— start Dataset records —
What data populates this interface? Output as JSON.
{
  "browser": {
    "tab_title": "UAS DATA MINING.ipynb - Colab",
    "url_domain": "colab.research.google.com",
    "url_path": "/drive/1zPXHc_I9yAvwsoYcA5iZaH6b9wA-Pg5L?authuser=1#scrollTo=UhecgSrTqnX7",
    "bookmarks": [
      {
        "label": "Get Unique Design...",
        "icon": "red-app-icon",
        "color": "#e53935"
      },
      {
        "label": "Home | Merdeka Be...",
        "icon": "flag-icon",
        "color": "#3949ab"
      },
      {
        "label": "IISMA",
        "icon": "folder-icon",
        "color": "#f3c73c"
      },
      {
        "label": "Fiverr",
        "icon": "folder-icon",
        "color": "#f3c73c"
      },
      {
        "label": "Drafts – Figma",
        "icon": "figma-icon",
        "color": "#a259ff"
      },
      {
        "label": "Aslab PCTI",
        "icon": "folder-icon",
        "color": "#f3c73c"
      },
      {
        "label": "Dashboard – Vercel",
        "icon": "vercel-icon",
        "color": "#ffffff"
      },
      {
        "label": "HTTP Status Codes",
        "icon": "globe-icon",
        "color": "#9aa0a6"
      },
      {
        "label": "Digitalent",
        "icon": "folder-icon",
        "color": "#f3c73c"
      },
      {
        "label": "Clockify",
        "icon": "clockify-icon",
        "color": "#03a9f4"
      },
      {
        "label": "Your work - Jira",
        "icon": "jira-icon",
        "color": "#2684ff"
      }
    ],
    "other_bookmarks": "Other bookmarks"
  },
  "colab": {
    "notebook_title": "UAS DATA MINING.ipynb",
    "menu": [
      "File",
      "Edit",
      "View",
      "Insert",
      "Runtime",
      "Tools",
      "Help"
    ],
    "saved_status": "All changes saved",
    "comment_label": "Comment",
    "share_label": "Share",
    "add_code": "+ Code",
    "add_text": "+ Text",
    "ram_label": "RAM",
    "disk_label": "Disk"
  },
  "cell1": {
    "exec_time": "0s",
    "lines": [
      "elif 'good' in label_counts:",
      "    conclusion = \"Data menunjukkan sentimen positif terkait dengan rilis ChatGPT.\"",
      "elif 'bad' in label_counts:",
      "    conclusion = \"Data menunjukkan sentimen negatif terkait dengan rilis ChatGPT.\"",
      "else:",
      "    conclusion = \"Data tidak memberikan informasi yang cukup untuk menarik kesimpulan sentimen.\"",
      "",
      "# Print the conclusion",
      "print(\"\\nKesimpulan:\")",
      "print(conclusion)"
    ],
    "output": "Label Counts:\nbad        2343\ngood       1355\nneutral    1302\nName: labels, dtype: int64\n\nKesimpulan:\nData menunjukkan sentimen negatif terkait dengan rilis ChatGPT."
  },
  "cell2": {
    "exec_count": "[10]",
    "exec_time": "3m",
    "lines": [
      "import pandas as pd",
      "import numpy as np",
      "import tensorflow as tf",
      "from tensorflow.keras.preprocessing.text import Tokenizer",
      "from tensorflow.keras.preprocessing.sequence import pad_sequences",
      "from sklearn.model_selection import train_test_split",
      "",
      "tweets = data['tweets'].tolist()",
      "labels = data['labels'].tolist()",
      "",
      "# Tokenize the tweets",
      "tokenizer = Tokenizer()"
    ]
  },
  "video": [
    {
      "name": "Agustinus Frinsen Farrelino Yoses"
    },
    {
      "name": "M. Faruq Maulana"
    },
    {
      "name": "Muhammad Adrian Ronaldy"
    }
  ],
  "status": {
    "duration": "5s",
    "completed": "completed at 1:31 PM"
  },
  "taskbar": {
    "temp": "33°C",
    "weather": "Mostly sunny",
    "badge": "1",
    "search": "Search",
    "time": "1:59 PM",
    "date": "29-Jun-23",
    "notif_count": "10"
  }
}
— end Dataset records —
▶ Instruction
Give the number of lines in the data that contain "tensorflow", with no other words.

▶ Solution to this exercise
3